■ Exercise directions
Copy out each line in the material below that has the word "noise".

■ Data listing
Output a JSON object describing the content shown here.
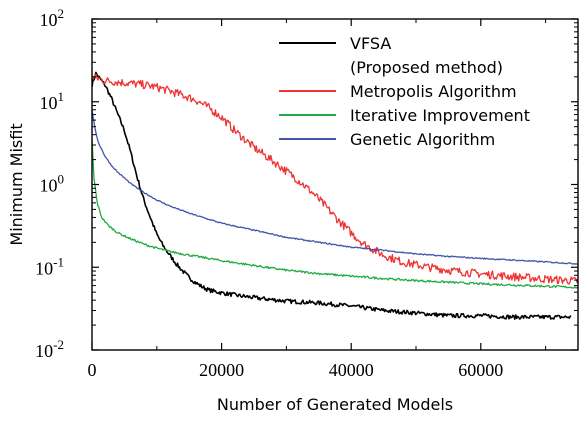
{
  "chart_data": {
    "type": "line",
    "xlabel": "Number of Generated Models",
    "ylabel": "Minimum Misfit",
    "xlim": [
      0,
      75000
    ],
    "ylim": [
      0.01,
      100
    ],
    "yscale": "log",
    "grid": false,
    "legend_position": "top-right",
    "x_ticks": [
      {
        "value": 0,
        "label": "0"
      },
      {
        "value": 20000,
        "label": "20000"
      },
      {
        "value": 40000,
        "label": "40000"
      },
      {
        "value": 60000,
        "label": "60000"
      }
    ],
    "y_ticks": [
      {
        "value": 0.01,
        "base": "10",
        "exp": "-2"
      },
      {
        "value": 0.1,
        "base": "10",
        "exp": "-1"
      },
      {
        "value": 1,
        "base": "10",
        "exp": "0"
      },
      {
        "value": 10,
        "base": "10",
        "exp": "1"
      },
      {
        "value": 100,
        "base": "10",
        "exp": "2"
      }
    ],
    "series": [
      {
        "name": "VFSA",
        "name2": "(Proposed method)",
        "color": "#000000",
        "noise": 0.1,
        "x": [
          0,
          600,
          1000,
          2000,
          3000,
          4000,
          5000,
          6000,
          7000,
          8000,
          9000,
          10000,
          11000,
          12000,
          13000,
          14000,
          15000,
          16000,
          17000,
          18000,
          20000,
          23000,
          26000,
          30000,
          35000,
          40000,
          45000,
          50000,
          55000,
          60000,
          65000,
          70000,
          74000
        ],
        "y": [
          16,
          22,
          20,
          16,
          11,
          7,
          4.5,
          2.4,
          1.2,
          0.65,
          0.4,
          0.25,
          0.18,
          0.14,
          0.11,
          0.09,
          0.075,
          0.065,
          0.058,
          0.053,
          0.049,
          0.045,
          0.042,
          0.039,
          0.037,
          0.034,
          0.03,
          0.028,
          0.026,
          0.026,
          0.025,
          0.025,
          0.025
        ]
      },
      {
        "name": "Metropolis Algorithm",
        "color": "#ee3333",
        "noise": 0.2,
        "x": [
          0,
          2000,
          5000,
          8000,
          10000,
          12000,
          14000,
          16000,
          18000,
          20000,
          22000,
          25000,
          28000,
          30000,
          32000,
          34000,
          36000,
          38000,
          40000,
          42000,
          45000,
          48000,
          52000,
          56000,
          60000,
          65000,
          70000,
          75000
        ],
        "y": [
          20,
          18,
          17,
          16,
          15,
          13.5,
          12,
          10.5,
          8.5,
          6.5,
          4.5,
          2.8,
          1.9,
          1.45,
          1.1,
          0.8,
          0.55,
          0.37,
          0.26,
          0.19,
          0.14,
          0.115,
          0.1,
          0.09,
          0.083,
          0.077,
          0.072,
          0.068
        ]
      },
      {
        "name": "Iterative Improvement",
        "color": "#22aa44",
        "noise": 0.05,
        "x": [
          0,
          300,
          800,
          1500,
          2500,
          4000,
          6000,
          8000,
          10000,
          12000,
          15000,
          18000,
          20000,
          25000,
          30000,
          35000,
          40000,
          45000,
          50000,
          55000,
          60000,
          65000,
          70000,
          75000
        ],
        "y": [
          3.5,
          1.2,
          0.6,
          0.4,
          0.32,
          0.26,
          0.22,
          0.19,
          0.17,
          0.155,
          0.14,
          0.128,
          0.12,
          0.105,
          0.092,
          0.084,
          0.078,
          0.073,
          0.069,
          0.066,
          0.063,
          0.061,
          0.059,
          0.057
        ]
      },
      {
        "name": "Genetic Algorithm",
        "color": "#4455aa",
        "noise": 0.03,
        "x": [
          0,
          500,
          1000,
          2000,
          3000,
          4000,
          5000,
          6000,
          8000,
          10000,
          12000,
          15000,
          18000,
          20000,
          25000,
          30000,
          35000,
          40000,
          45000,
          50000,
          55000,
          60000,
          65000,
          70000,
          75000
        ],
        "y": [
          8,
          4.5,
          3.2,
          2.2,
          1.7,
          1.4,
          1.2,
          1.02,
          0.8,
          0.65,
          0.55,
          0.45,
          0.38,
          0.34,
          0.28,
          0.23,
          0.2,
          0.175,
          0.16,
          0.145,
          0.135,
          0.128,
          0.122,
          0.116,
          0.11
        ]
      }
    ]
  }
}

■ Solution
        "noise": 0.1,
        "noise": 0.2,
        "noise": 0.05,
        "noise": 0.03,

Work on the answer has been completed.